#### What this task involves:
Scan the data below for the string "surfaces". Show every line where it turns up.

#### Raw records:
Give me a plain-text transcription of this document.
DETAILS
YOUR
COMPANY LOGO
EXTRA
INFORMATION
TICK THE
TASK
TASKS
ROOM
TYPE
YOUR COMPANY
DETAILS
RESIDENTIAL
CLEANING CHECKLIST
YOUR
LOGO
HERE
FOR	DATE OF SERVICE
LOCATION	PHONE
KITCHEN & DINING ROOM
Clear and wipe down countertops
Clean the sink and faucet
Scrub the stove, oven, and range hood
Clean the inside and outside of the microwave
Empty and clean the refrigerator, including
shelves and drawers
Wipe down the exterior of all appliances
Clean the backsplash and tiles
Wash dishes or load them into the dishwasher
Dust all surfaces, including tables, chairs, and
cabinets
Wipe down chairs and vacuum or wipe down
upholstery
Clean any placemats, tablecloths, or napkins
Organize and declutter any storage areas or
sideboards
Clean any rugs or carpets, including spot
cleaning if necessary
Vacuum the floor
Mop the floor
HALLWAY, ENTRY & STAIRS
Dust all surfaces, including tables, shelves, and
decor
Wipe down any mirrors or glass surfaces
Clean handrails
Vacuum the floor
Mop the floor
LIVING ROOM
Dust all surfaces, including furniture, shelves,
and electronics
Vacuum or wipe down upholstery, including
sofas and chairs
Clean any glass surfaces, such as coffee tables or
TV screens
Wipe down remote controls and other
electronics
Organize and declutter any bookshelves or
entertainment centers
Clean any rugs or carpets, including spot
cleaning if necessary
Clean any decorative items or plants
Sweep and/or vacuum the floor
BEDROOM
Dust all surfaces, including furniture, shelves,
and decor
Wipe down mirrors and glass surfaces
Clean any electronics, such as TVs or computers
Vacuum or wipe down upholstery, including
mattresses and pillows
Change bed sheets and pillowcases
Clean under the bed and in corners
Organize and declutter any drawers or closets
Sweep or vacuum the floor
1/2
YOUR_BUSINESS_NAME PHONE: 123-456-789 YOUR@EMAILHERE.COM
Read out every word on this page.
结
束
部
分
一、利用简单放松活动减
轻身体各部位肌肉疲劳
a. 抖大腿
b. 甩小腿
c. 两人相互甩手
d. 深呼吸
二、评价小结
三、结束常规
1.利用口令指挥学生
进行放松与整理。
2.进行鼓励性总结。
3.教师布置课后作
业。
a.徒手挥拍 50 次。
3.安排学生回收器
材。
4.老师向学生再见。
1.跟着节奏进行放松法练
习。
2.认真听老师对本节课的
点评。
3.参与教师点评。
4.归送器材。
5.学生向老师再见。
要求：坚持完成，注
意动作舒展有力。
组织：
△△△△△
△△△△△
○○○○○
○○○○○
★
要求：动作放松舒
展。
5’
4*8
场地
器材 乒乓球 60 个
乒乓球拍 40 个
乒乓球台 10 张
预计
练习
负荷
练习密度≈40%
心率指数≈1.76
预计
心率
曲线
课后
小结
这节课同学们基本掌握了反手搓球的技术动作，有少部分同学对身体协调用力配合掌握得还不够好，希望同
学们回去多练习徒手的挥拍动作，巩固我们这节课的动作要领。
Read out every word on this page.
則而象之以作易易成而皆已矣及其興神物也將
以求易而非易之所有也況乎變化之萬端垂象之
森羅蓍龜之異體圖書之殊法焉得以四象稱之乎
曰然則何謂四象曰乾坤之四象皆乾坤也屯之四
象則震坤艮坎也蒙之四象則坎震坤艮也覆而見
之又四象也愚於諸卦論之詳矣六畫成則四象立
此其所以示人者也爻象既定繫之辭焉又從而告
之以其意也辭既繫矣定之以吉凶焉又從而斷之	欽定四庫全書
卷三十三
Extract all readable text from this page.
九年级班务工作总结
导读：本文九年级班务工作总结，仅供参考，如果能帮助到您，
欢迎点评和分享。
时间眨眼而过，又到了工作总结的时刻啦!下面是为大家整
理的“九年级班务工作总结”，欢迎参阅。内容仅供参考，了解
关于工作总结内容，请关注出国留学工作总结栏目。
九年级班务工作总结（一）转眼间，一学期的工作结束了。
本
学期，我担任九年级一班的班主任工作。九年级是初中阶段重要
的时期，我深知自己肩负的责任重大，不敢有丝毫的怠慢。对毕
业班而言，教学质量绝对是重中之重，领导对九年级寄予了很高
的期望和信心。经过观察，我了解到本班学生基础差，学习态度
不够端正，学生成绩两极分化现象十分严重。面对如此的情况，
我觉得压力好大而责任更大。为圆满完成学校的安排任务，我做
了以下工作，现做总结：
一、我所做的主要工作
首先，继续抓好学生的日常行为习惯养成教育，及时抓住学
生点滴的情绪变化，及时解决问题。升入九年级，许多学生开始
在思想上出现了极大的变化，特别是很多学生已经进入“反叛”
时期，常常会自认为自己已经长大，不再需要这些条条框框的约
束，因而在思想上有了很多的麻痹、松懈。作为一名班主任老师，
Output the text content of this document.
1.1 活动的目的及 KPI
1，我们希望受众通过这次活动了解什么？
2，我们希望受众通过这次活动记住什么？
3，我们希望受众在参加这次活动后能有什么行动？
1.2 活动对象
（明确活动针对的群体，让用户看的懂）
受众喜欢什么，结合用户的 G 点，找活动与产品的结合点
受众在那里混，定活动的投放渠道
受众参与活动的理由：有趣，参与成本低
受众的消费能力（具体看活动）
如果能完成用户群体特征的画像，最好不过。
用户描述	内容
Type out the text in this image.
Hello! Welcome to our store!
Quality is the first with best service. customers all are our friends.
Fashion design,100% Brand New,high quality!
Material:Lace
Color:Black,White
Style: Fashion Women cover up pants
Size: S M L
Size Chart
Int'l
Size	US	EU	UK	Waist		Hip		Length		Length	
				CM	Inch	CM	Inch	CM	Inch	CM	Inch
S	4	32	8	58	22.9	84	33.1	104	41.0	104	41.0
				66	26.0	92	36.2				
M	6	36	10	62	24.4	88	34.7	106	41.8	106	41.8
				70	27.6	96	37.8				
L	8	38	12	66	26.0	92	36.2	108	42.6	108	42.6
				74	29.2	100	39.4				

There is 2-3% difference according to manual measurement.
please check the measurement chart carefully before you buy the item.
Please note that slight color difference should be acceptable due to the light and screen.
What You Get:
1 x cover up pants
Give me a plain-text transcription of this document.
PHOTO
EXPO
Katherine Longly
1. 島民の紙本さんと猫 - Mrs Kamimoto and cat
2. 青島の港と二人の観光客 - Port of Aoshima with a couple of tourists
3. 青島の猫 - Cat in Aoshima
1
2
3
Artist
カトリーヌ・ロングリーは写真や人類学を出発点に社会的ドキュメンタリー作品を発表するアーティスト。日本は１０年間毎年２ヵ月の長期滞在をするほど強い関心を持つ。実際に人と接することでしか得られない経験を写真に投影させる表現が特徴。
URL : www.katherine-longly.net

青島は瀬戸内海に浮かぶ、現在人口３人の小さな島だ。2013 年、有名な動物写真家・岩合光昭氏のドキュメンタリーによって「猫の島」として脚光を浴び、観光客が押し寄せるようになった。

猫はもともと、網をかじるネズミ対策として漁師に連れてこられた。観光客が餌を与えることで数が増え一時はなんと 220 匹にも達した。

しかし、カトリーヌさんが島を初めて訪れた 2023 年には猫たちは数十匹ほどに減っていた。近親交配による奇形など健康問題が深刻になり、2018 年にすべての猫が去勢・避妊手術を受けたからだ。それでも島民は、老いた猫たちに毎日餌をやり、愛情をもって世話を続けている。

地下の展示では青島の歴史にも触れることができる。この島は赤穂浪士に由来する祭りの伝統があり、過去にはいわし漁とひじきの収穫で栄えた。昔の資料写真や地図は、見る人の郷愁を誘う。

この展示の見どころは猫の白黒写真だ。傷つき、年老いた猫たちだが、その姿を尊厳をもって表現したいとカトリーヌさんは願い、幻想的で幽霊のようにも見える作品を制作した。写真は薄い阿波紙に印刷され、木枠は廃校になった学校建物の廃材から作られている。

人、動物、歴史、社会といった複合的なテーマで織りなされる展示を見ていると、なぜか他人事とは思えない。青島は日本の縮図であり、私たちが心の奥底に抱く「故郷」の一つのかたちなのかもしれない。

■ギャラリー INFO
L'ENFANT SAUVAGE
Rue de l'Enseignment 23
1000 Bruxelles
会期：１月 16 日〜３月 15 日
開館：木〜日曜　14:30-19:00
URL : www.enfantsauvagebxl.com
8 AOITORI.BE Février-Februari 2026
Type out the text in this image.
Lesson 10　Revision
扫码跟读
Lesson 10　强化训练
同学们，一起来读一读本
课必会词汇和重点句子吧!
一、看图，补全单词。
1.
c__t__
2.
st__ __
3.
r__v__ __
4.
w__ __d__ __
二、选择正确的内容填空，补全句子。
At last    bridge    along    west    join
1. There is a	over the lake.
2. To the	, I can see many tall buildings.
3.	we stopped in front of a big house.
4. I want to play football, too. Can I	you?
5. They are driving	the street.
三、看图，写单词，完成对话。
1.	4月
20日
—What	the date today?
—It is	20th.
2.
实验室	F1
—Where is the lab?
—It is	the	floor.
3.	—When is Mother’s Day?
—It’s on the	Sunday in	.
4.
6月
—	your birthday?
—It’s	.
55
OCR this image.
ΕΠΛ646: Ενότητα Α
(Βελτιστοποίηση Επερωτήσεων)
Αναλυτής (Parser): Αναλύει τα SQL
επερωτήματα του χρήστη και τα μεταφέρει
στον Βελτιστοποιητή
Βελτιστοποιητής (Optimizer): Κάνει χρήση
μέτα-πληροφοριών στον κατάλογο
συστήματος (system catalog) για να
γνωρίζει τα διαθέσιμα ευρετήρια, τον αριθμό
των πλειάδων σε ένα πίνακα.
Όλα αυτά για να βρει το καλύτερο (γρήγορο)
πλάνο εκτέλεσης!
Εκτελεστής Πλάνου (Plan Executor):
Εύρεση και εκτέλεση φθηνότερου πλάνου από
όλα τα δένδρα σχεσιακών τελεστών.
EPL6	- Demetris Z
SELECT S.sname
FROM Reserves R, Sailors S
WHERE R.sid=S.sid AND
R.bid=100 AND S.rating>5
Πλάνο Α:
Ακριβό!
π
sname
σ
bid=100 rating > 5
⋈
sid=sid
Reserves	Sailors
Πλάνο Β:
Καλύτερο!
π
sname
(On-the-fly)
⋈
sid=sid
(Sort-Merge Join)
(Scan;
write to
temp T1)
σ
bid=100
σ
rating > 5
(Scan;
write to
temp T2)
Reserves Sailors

#### Solution to the exercise:
Dust all surfaces, including tables, chairs, and
Dust all surfaces, including tables, shelves, and
Wipe down any mirrors or glass surfaces
Dust all surfaces, including furniture, shelves,
Clean any glass surfaces, such as coffee tables or
Dust all surfaces, including furniture, shelves,
Wipe down mirrors and glass surfaces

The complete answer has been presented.